• Directions for this task:
Wherever the word "document" turns up in a line of the entries, copy that line.
— Start Task data —
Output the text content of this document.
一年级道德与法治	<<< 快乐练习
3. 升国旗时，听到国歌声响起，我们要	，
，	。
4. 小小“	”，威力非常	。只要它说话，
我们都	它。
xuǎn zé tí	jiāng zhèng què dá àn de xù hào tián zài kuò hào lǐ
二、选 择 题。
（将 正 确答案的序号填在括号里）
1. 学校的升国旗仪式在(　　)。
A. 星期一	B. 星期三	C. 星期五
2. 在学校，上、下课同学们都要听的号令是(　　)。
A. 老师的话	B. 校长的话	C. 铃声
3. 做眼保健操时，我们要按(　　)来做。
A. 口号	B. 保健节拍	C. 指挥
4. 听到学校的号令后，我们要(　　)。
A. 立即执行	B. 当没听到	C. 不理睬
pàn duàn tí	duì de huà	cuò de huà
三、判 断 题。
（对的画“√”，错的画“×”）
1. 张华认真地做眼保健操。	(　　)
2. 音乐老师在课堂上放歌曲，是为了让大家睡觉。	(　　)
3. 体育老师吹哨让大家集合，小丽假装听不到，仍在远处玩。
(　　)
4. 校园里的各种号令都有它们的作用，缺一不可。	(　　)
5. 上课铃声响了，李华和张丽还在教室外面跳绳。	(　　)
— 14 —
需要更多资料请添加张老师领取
— End Task data —
— Start Task data —
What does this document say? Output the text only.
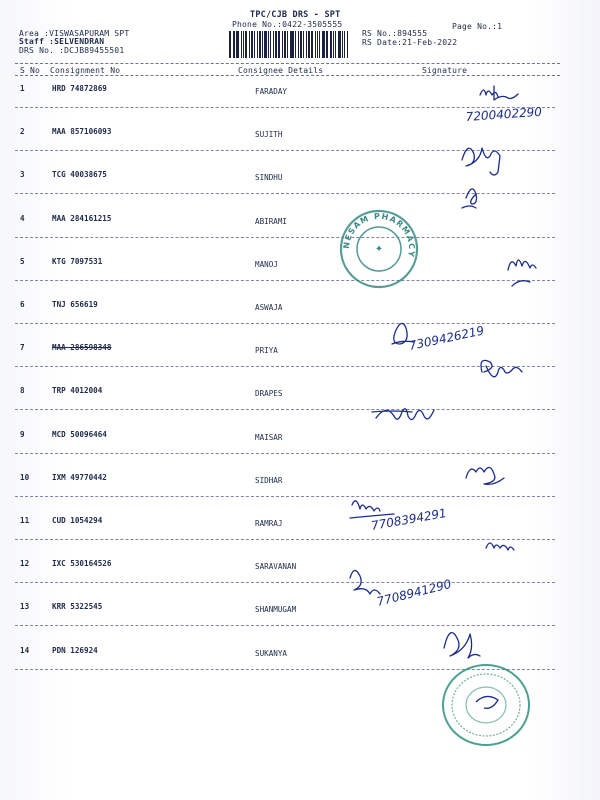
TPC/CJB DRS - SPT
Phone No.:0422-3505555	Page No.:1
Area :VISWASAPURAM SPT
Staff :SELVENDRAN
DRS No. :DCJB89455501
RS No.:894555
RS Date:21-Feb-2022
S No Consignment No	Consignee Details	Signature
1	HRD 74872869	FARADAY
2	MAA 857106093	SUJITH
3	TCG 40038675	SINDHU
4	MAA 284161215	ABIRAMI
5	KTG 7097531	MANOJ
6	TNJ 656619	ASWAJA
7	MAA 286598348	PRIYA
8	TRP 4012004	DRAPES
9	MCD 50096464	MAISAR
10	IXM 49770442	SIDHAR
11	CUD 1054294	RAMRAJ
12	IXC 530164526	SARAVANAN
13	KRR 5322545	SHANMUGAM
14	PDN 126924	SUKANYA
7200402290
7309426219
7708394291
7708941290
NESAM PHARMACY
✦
— End Task data —
• Task solution:
Output the text content of this document.
What does this document say? Output the text only.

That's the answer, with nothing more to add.